## STATED EXERCISE
Rewrite all the records below, substituting "x-axis-tick-label" for every occurrence of "x-tick-label" and changing nothing else. Leave the pictures out of your answer.

= = =

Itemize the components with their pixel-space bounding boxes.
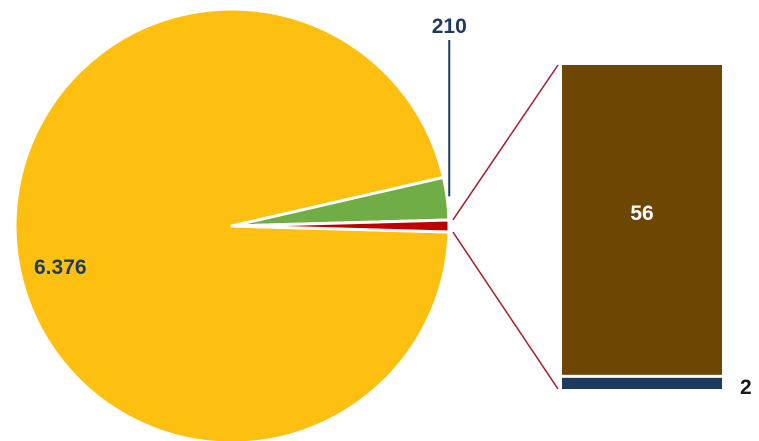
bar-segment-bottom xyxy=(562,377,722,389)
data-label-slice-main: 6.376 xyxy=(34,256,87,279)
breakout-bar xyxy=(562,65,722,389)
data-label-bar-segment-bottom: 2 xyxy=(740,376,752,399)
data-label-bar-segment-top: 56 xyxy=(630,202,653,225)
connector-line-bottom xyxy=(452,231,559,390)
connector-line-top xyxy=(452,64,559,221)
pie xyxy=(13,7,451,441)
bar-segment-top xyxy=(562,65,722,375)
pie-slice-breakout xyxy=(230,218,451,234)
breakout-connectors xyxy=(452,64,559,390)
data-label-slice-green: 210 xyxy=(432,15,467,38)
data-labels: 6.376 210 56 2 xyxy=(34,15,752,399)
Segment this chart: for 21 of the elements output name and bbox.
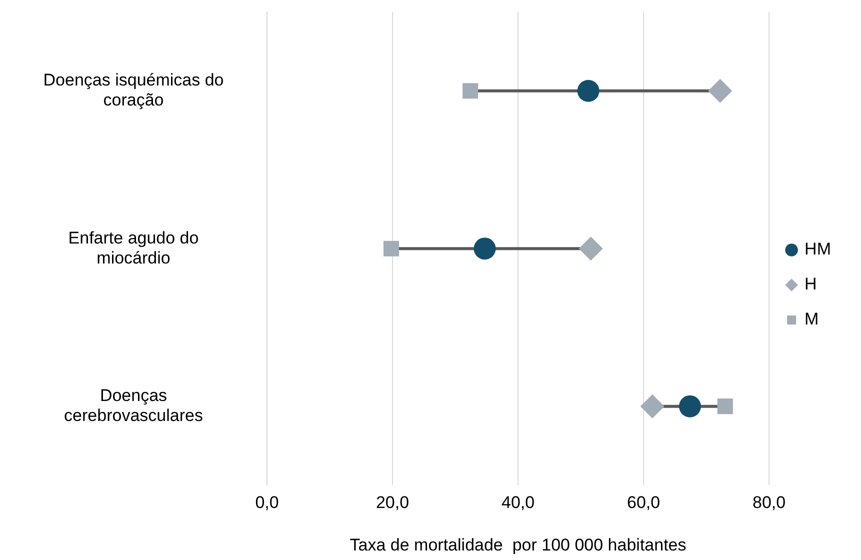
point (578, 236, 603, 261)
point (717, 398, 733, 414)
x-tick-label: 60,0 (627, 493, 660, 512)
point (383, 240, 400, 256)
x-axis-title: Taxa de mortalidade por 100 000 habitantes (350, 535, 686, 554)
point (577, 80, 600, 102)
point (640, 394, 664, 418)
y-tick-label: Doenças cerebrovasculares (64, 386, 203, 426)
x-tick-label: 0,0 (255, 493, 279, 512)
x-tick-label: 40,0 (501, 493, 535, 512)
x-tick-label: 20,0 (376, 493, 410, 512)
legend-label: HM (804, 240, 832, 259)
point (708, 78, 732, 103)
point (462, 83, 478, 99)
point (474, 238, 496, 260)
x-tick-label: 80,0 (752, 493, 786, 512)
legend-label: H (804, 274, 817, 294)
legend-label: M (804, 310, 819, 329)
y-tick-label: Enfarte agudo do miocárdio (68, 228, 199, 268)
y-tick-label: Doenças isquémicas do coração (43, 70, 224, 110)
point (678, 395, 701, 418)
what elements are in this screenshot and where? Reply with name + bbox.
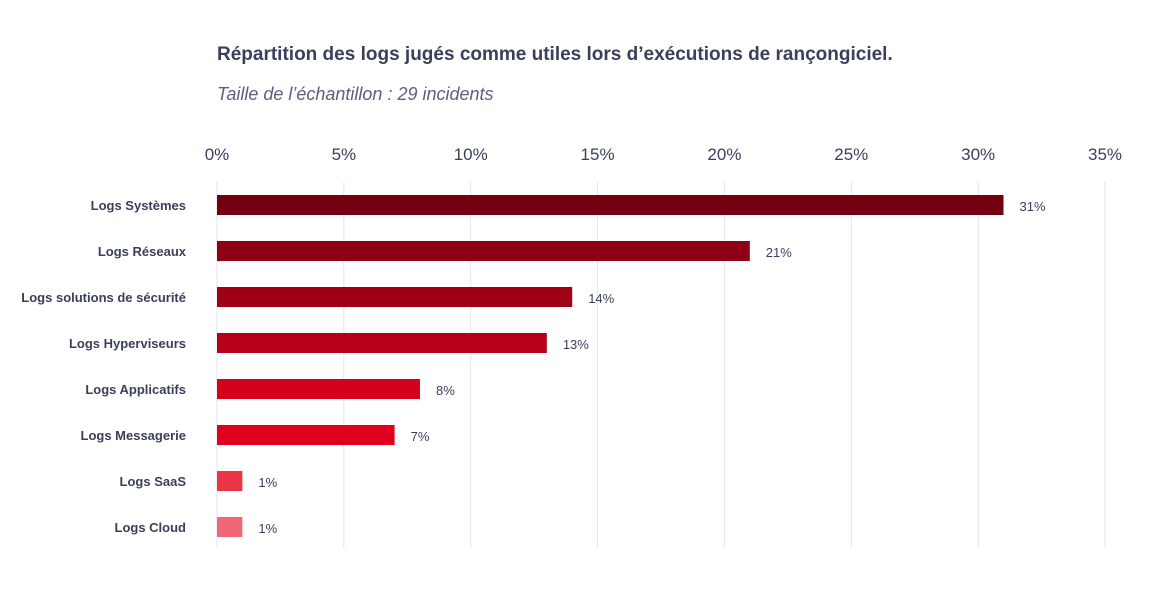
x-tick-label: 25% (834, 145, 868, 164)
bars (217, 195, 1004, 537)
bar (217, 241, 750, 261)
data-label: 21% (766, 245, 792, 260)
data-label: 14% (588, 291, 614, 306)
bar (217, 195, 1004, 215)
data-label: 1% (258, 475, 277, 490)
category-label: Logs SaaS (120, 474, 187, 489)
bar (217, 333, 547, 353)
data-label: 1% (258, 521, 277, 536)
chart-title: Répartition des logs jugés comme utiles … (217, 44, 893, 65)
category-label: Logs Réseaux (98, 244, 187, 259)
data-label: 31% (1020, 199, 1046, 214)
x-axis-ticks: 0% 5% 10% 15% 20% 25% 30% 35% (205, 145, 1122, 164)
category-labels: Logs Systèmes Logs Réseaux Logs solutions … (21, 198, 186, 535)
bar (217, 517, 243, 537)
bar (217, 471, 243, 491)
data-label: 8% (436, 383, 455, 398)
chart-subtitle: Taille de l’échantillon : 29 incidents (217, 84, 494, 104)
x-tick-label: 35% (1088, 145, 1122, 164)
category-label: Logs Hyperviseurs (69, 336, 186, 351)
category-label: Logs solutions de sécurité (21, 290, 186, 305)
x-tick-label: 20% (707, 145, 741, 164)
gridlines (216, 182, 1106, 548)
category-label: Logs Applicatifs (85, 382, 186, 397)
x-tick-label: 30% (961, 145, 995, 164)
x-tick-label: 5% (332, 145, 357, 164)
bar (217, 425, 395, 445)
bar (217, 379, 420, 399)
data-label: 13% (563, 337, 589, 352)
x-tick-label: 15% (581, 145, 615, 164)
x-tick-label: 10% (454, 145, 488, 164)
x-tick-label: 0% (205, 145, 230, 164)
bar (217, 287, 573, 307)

= = =

## CORRECT OUTPUT
Itemize the components with their pixel-space bounding boxes.
bar-segment-bottom xyxy=(562,377,722,389)
data-label-slice-main: 6.376 xyxy=(34,256,87,279)
breakout-bar xyxy=(562,65,722,389)
data-label-bar-segment-bottom: 2 xyxy=(740,376,752,399)
data-label-bar-segment-top: 56 xyxy=(630,202,653,225)
connector-line-bottom xyxy=(452,231,559,390)
connector-line-top xyxy=(452,64,559,221)
pie xyxy=(13,7,451,441)
bar-segment-top xyxy=(562,65,722,375)
pie-slice-breakout xyxy=(230,218,451,234)
breakout-connectors xyxy=(452,64,559,390)
data-label-slice-green: 210 xyxy=(432,15,467,38)
data-labels: 6.376 210 56 2 xyxy=(34,15,752,399)
Segment this chart: for 21 of the elements output name and bbox.
point (578, 236, 603, 261)
point (717, 398, 733, 414)
x-axis-tick-label: 60,0 (627, 493, 660, 512)
point (383, 240, 400, 256)
x-axis-title: Taxa de mortalidade por 100 000 habitantes (350, 535, 686, 554)
point (577, 80, 600, 102)
point (640, 394, 664, 418)
y-tick-label: Doenças cerebrovasculares (64, 386, 203, 426)
x-axis-tick-label: 0,0 (255, 493, 279, 512)
x-axis-tick-label: 40,0 (501, 493, 535, 512)
x-axis-tick-label: 20,0 (376, 493, 410, 512)
legend-label: HM (804, 240, 832, 259)
point (708, 78, 732, 103)
point (462, 83, 478, 99)
point (474, 238, 496, 260)
x-axis-tick-label: 80,0 (752, 493, 786, 512)
legend-label: H (804, 274, 817, 294)
legend-label: M (804, 310, 819, 329)
y-tick-label: Enfarte agudo do miocárdio (68, 228, 199, 268)
y-tick-label: Doenças isquémicas do coração (43, 70, 224, 110)
point (678, 395, 701, 418)
what elements are in this screenshot and where? Reply with name + bbox.
x-axis-tick-label: 25% (834, 145, 868, 164)
bars (217, 195, 1004, 537)
bar (217, 241, 750, 261)
data-label: 21% (766, 245, 792, 260)
data-label: 14% (588, 291, 614, 306)
bar (217, 195, 1004, 215)
data-label: 1% (258, 475, 277, 490)
category-label: Logs SaaS (120, 474, 187, 489)
bar (217, 333, 547, 353)
data-label: 1% (258, 521, 277, 536)
chart-title: Répartition des logs jugés comme utiles … (217, 44, 893, 65)
category-label: Logs Réseaux (98, 244, 187, 259)
data-label: 31% (1020, 199, 1046, 214)
x-axis-ticks: 0% 5% 10% 15% 20% 25% 30% 35% (205, 145, 1122, 164)
category-labels: Logs Systèmes Logs Réseaux Logs solutions … (21, 198, 186, 535)
bar (217, 517, 243, 537)
bar (217, 471, 243, 491)
data-label: 8% (436, 383, 455, 398)
chart-subtitle: Taille de l’échantillon : 29 incidents (217, 84, 494, 104)
x-axis-tick-label: 35% (1088, 145, 1122, 164)
category-label: Logs Hyperviseurs (69, 336, 186, 351)
category-label: Logs solutions de sécurité (21, 290, 186, 305)
x-axis-tick-label: 20% (707, 145, 741, 164)
gridlines (216, 182, 1106, 548)
category-label: Logs Applicatifs (85, 382, 186, 397)
x-axis-tick-label: 30% (961, 145, 995, 164)
x-axis-tick-label: 5% (332, 145, 357, 164)
bar (217, 425, 395, 445)
bar (217, 379, 420, 399)
data-label: 13% (563, 337, 589, 352)
x-axis-tick-label: 15% (581, 145, 615, 164)
x-axis-tick-label: 10% (454, 145, 488, 164)
x-axis-tick-label: 0% (205, 145, 230, 164)
bar (217, 287, 573, 307)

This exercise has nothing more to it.